• [Aim of the task]: Can you transcribe every entry word for word, skipping the images?
Segment Start: Data
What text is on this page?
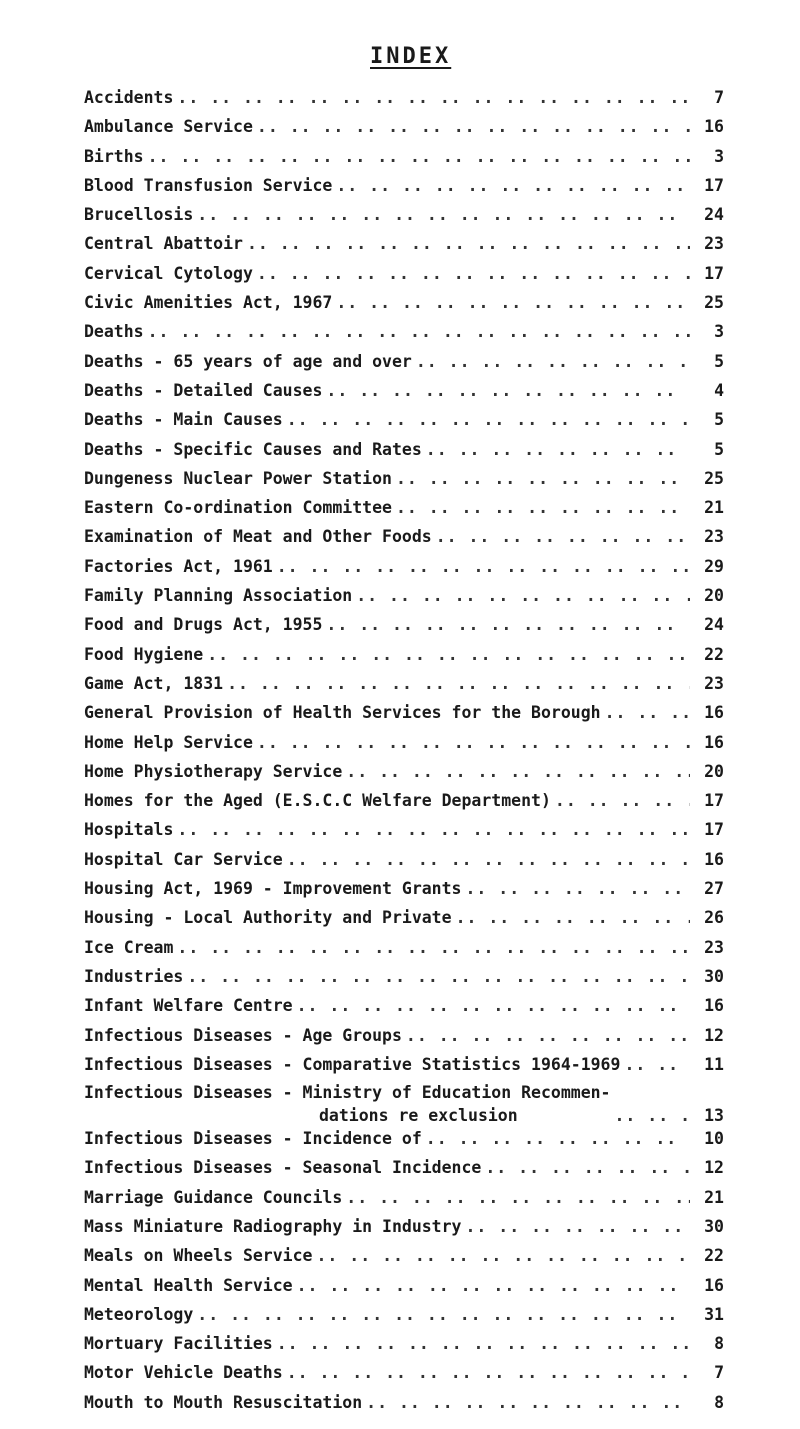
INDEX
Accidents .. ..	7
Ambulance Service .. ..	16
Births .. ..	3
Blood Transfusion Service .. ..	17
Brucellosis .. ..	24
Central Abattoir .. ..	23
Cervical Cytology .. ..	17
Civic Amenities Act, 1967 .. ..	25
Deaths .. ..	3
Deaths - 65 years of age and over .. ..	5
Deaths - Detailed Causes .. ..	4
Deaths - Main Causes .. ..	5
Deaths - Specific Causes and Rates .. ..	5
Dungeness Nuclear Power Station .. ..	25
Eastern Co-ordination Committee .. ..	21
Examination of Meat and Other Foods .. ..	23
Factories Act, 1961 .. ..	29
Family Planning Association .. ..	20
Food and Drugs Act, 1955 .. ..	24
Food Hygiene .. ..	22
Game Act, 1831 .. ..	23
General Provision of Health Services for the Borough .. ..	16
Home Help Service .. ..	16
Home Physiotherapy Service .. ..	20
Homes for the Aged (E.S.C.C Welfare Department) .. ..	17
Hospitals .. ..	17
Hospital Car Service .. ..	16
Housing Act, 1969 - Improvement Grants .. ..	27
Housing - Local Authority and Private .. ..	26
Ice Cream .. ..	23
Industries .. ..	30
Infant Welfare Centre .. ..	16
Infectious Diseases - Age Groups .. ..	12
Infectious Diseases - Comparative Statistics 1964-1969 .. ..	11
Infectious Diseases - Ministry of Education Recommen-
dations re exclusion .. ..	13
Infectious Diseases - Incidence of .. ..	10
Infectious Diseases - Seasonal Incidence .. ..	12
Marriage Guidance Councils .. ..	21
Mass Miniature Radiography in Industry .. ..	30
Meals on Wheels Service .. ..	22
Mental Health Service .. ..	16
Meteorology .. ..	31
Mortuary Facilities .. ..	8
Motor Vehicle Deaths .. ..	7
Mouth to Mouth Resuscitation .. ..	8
Segment End: Data
• [Output of the task]:
What text is on this page?
INDEX
Accidents .. ..	7
Ambulance Service .. ..	16
Births .. ..	3
Blood Transfusion Service .. ..	17
Brucellosis .. ..	24
Central Abattoir .. ..	23
Cervical Cytology .. ..	17
Civic Amenities Act, 1967 .. ..	25
Deaths .. ..	3
Deaths - 65 years of age and over .. ..	5
Deaths - Detailed Causes .. ..	4
Deaths - Main Causes .. ..	5
Deaths - Specific Causes and Rates .. ..	5
Dungeness Nuclear Power Station .. ..	25
Eastern Co-ordination Committee .. ..	21
Examination of Meat and Other Foods .. ..	23
Factories Act, 1961 .. ..	29
Family Planning Association .. ..	20
Food and Drugs Act, 1955 .. ..	24
Food Hygiene .. ..	22
Game Act, 1831 .. ..	23
General Provision of Health Services for the Borough .. ..	16
Home Help Service .. ..	16
Home Physiotherapy Service .. ..	20
Homes for the Aged (E.S.C.C Welfare Department) .. ..	17
Hospitals .. ..	17
Hospital Car Service .. ..	16
Housing Act, 1969 - Improvement Grants .. ..	27
Housing - Local Authority and Private .. ..	26
Ice Cream .. ..	23
Industries .. ..	30
Infant Welfare Centre .. ..	16
Infectious Diseases - Age Groups .. ..	12
Infectious Diseases - Comparative Statistics 1964-1969 .. ..	11
Infectious Diseases - Ministry of Education Recommen-
dations re exclusion .. ..	13
Infectious Diseases - Incidence of .. ..	10
Infectious Diseases - Seasonal Incidence .. ..	12
Marriage Guidance Councils .. ..	21
Mass Miniature Radiography in Industry .. ..	30
Meals on Wheels Service .. ..	22
Mental Health Service .. ..	16
Meteorology .. ..	31
Mortuary Facilities .. ..	8
Motor Vehicle Deaths .. ..	7
Mouth to Mouth Resuscitation .. ..	8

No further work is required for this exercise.